-- Start of Source passage --

= Dochmiac =

Dochmiac (δοχμιακός, from δόχμιος 'across, aslant, oblique', or 'pertaining to a δοχμή or hand's-breath') is a poetic meter that is characteristically used in Greek tragedy, expressing extreme agitation or distress. They appear in every extant tragedy—N.C. Conomis counted a total of 1,985 in the tragedies of Aeschylus (528×), Sophocles (291×), and Euripides (1166×)—, but there are also examples in satyric drama and Aristophanes, where they are often paratragic in tone and impassioned.

== Metrical scheme ==
The base metrical scheme is: ‿ — — ‿ —, although any of the long syllables may be resolved (i.e., replaced by two shorts) and either of the two shorts may be replaced by a long (drag-in where the first is replaced, drag-out where the second is replaced, and double drag where both are replaced). Thus, in theory, 32 variants are possible, ranging from five longs — — — — — to eight shorts, ‿ ‿‿ ‿‿ ‿ ‿‿. The ones occurring most often are

 ‿ — — ‿ —,
 ‿ ‿‿ — ‿ —, and
 — ‿‿ — ‿ —.

-- End of Source passage --

## Problems to solve
1 > Translate this sentence from the passage on the dochmiac meter into Spanish: "Thus, in theory, 32 variants are possible, ranging from five longs — — — — — to eight shorts, ‿ ‿‿ ‿‿ ‿ ‿‿."
2 > Answer these questions using the passage on the dochmiac meter:
(a) How many dochmiacs in total did N.C. Conomis count in the tragedies of Aeschylus, Sophocles, and Euripides?
(b) What does it mean for a long syllable to be resolved?
(c) What is the term for the case in which the second of the two shorts is replaced by a long?
3 > Resume the passage on the dochmiac meter, beginning after the list of the most frequent variants.
The data that follow are separate material and are unrelated to the passage on the dochmiac meter.

-- Start of Provided data --

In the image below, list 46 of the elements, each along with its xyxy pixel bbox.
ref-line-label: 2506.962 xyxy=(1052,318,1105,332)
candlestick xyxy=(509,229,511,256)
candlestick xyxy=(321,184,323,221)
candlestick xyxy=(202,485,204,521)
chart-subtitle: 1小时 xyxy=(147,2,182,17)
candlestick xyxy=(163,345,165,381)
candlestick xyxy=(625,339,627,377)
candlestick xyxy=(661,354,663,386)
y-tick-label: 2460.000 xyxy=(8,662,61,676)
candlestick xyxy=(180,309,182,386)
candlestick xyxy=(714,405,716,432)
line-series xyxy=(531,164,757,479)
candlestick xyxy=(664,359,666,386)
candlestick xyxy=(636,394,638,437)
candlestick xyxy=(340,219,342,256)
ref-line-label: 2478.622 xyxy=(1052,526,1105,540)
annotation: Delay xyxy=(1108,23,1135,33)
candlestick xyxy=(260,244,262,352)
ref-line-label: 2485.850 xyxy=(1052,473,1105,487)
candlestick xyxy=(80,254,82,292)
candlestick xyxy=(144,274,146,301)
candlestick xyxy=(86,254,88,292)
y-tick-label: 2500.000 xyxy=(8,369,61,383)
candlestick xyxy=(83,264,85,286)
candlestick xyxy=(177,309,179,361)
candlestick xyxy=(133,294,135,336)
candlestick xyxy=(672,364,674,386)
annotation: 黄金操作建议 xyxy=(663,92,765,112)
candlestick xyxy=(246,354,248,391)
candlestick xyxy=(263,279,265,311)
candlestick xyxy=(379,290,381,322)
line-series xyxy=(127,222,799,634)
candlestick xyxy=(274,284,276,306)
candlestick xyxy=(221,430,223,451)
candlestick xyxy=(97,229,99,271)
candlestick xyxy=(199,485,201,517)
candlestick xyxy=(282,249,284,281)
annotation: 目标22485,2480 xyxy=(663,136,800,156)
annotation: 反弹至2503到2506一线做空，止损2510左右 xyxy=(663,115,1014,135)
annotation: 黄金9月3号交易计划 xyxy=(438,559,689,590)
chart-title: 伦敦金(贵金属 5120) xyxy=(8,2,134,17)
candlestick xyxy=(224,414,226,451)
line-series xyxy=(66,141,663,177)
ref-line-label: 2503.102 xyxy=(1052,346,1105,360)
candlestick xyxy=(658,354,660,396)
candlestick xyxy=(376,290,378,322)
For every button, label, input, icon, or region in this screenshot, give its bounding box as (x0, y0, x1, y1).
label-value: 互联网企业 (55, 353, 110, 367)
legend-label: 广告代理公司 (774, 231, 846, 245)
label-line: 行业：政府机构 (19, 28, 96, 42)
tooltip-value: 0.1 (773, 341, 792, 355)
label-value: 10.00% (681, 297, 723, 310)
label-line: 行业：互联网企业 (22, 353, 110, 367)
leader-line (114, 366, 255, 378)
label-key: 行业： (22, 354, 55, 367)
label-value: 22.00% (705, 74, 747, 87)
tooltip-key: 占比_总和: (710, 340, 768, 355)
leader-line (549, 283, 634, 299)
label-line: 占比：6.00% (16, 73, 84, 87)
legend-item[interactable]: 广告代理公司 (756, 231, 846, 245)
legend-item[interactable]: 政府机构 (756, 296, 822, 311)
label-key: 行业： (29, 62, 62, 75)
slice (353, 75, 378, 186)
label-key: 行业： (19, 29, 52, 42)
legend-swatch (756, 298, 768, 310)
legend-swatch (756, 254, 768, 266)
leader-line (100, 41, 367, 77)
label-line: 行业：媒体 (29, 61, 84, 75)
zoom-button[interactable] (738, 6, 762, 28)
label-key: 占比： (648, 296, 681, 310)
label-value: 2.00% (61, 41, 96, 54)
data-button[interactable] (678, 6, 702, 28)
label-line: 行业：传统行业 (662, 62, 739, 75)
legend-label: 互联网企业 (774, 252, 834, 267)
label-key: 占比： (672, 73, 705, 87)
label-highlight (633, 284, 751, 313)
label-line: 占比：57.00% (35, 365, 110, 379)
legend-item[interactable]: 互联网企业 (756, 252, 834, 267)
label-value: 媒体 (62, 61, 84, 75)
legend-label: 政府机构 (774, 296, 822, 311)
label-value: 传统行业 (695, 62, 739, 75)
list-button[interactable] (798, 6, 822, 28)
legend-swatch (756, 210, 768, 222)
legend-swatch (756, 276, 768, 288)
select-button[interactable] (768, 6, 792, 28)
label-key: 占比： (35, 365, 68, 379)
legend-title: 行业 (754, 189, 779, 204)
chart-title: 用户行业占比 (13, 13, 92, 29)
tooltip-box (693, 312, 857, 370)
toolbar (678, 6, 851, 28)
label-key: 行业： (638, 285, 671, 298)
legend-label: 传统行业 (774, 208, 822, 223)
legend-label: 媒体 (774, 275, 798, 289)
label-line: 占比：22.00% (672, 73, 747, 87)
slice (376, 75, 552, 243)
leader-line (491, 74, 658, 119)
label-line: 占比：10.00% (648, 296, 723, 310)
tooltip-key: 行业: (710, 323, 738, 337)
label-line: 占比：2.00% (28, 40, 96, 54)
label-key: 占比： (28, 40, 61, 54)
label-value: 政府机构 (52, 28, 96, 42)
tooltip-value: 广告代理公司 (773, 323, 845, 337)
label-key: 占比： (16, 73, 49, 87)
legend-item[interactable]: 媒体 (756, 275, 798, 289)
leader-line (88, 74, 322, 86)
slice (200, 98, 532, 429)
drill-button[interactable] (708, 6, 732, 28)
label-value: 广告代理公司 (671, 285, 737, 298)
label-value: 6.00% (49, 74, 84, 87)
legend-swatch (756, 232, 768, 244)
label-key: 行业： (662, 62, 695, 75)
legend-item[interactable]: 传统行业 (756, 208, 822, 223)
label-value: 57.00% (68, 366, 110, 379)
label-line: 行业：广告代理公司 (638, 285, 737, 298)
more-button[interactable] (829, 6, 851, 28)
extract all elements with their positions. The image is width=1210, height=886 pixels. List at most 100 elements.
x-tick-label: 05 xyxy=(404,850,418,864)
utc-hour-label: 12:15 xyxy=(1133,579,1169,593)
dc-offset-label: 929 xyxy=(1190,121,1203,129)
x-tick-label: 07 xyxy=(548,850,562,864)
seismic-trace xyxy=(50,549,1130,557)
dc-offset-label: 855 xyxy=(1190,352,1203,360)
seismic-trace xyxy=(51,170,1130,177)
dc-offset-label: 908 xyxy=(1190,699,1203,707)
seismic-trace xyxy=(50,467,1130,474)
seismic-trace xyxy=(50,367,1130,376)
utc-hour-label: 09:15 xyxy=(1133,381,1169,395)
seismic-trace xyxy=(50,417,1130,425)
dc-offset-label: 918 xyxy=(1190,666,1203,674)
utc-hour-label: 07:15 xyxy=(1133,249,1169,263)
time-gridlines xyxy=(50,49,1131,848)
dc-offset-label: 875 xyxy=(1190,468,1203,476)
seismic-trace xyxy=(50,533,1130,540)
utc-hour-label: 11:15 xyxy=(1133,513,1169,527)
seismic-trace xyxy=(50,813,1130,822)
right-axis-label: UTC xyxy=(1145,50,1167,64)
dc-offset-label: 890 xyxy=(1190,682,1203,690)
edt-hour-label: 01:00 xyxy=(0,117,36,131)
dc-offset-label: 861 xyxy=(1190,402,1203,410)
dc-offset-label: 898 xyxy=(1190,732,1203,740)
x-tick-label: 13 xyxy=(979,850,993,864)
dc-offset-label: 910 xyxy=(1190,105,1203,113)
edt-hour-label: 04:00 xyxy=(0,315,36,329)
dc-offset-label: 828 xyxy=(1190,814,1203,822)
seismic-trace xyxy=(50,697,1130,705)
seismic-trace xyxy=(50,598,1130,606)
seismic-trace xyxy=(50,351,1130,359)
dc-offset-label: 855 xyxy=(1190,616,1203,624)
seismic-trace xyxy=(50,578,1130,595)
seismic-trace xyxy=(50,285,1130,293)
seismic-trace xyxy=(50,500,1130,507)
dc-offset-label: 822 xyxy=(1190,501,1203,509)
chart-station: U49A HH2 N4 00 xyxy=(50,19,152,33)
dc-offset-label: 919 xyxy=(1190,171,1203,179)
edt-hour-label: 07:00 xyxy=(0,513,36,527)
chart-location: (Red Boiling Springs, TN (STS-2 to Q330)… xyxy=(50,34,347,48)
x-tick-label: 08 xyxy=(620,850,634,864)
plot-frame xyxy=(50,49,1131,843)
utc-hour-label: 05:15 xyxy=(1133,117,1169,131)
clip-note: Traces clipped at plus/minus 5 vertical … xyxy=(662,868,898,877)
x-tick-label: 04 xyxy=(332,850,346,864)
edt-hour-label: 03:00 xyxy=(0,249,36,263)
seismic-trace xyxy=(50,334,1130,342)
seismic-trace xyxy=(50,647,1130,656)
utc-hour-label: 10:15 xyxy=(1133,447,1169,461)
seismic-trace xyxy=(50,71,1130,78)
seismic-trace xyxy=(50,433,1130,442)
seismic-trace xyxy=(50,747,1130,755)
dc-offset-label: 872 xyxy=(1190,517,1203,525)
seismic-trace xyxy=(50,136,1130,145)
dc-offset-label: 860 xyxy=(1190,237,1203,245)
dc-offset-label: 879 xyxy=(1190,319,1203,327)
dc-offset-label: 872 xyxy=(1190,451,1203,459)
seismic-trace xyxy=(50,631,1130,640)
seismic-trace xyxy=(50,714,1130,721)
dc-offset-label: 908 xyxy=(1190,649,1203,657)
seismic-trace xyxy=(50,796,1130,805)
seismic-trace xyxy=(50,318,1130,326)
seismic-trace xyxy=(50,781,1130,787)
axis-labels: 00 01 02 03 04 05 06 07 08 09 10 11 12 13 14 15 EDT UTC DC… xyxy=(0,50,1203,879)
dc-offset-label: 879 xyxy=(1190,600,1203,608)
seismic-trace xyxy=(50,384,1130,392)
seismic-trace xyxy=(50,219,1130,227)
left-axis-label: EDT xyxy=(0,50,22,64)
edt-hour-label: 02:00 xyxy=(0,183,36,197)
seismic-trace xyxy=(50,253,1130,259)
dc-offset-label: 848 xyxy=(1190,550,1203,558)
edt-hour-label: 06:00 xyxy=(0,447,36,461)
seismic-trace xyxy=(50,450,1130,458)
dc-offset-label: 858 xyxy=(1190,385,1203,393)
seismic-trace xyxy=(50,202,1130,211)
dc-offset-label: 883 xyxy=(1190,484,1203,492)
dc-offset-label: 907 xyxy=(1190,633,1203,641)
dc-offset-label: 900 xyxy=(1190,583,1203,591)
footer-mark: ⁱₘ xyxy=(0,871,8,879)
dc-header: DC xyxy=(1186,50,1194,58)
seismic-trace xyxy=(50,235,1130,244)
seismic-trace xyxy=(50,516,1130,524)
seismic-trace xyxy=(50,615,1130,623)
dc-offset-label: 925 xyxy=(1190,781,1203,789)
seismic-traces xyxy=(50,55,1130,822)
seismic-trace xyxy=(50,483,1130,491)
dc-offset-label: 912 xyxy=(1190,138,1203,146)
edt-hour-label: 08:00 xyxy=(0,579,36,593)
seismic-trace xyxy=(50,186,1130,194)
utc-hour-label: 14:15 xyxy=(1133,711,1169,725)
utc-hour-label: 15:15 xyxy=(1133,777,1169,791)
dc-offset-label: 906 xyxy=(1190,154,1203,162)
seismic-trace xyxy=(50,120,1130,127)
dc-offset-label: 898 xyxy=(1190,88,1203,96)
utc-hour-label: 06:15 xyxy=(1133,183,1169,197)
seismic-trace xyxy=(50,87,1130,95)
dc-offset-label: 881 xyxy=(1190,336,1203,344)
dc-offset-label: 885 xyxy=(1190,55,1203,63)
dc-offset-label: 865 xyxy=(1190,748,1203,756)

-- End of Provided data --

## Answer set
1 > Así, en teoría, son posibles 32 variantes, que van desde cinco largas — — — — — hasta ocho breves, ‿ ‿‿ ‿‿ ‿ ‿‿.

2 >
(a) 1,985.
(b) It is replaced by two shorts.
(c) Drag-out.

3 >
== Examples ==
Here is an example from Aeschylus' Seven against Thebes, lines 697-700, where the chorus in vain tries to withhold Oedipus' son Eteocles from a fatal battle with his brother Polynices. The first three lines here are pairs of — ‿‿ — ‿ — dochmiacs. Long syllables have been underlined. (The fourth line is a hagesichorean.) Note that dochmiacs and even whole lines can start and end in the middle of a word:

ἀλλὰ σὺ μὴ ʼποτρύνου· κακὸς οὐ κεκλή-
σῃ βίον εὖ κυρήσας· μελάναιγις δʼ· οὐκ
εἶσι δόμων Ἐρινύς, ὅταν ἐκ χερῶν
θεοὶ θυσίαν δέχωνται;

 | – u u – u – | – u u – u – |
 | – u u – u – | – u u – – – |
 | – u u – u – | – u u – u – |
 | u – – u – | u – – ||
 No, don't you be excited; you won't be called a coward,
 since you have prospered in life; but will not the black-shielded
 Erinys (Avenging Spirit) leave your house, when from your hands
 the gods will receive a sacrificial offering?

An example of the simplest double drag form (— — — — —) is when the chorus in Aeschylus' Suppliant Maidens, lines 892 and 901, twice sighs:

 ὦ πᾶ, Γᾶς παῖ, Ζεῦ.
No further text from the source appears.